--- BEGIN Information shown ---

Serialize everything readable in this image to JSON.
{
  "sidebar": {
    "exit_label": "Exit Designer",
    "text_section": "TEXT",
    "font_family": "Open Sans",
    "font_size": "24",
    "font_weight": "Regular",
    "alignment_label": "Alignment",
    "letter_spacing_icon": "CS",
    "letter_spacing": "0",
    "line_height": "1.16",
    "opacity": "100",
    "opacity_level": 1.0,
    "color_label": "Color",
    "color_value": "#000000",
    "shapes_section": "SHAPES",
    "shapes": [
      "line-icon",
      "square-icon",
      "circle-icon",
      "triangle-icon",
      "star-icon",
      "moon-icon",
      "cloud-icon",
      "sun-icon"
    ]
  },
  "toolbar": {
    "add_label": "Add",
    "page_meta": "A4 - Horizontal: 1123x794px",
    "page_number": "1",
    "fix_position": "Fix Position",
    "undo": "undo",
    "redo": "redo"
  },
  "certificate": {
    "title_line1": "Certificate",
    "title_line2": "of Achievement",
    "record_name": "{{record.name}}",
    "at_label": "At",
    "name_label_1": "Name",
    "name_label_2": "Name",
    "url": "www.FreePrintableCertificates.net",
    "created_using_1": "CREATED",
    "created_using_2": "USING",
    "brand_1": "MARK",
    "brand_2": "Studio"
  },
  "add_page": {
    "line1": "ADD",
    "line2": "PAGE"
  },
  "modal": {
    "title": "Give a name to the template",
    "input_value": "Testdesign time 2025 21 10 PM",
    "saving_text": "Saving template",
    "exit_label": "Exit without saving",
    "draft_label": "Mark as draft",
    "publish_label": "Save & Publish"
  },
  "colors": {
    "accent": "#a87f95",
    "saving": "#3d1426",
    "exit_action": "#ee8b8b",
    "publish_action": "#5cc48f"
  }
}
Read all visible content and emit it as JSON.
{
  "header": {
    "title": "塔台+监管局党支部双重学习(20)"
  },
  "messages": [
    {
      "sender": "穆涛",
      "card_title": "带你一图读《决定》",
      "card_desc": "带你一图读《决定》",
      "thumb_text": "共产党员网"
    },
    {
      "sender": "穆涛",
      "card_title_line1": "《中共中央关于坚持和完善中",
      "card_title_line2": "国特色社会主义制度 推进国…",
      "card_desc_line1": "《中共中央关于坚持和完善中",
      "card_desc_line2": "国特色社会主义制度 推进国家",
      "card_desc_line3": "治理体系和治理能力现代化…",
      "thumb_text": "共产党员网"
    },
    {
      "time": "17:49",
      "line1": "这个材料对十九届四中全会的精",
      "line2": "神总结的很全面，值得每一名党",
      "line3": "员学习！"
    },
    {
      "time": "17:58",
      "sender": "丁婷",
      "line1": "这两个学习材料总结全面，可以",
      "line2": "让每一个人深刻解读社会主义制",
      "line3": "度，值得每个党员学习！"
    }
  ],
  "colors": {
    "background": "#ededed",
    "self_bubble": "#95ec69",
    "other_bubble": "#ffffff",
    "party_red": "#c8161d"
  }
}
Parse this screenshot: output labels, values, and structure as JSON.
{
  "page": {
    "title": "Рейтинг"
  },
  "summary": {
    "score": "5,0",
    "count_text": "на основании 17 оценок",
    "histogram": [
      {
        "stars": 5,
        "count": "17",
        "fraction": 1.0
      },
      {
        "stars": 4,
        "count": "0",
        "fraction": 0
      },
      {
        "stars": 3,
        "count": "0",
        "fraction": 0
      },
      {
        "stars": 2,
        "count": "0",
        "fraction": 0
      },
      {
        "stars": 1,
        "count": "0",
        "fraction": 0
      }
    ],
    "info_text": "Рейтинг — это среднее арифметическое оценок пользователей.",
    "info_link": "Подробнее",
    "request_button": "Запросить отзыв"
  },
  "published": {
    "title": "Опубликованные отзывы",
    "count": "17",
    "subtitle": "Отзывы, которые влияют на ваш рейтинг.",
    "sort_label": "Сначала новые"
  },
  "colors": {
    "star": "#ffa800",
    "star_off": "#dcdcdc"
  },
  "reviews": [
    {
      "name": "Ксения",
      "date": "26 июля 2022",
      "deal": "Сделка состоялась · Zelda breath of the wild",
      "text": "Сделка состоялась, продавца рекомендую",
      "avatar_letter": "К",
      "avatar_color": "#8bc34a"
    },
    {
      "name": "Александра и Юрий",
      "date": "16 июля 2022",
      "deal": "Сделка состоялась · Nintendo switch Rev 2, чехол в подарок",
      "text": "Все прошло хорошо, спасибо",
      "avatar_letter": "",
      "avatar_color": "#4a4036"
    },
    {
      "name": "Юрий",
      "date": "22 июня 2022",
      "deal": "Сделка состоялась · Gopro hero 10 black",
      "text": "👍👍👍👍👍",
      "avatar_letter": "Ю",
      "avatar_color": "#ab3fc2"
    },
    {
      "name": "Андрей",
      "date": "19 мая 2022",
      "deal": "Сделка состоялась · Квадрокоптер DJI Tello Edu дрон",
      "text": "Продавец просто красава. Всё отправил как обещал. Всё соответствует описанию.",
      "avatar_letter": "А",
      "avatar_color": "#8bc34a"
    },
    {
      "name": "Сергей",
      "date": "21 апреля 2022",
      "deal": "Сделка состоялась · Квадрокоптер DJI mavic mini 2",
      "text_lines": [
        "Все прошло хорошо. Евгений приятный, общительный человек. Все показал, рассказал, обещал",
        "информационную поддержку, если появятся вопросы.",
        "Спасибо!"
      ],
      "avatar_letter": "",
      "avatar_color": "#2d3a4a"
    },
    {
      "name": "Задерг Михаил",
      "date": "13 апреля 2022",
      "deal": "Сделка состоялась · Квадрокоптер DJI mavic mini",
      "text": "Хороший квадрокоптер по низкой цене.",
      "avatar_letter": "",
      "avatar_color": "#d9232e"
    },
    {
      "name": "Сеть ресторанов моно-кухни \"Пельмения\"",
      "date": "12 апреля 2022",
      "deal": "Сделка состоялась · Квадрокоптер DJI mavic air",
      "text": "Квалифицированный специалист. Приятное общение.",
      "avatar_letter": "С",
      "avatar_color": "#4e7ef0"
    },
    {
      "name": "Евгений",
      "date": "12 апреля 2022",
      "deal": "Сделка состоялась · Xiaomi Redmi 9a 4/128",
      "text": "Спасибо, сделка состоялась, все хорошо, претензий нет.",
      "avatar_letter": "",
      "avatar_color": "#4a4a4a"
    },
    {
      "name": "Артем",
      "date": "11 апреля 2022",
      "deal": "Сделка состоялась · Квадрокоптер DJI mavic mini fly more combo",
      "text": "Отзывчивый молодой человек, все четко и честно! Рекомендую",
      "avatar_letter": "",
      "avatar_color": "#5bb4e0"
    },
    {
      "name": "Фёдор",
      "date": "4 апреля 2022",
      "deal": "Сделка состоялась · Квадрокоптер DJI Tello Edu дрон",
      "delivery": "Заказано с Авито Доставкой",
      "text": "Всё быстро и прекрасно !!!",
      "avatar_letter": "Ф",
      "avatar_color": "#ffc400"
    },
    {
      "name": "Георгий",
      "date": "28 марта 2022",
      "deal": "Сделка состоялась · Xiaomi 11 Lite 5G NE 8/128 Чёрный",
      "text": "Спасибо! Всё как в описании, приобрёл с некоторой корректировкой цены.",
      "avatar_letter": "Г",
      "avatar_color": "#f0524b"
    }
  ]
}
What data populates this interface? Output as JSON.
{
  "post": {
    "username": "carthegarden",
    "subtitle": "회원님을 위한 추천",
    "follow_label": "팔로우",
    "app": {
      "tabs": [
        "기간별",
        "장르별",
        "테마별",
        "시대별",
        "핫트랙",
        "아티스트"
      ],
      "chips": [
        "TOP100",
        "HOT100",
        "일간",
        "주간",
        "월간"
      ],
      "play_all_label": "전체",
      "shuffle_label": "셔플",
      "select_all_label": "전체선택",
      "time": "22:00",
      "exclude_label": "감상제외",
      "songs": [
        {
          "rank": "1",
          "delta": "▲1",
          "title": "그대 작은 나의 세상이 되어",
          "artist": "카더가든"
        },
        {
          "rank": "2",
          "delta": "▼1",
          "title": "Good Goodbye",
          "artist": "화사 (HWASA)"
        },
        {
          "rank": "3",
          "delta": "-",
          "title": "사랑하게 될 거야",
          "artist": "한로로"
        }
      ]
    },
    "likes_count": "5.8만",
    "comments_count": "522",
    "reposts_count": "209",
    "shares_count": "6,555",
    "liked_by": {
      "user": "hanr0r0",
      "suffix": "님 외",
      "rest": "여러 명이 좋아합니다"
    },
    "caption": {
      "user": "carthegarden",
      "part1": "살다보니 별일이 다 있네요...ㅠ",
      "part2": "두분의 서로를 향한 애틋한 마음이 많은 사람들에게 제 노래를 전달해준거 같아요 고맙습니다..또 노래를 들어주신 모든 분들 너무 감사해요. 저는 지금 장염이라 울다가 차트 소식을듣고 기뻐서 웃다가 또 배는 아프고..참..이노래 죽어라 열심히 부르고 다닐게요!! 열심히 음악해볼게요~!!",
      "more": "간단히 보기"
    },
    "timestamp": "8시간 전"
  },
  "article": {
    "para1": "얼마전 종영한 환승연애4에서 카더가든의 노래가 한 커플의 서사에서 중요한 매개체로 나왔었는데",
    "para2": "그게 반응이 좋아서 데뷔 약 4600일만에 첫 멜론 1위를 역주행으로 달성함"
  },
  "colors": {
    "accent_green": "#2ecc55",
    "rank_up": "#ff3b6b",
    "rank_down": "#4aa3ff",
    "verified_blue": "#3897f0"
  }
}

--- END Information shown ---

Return every line above in which the string "JSON" occurs.

Output for this exercise:
Serialize everything readable in this image to JSON.
Read all visible content and emit it as JSON.
Parse this screenshot: output labels, values, and structure as JSON.
What data populates this interface? Output as JSON.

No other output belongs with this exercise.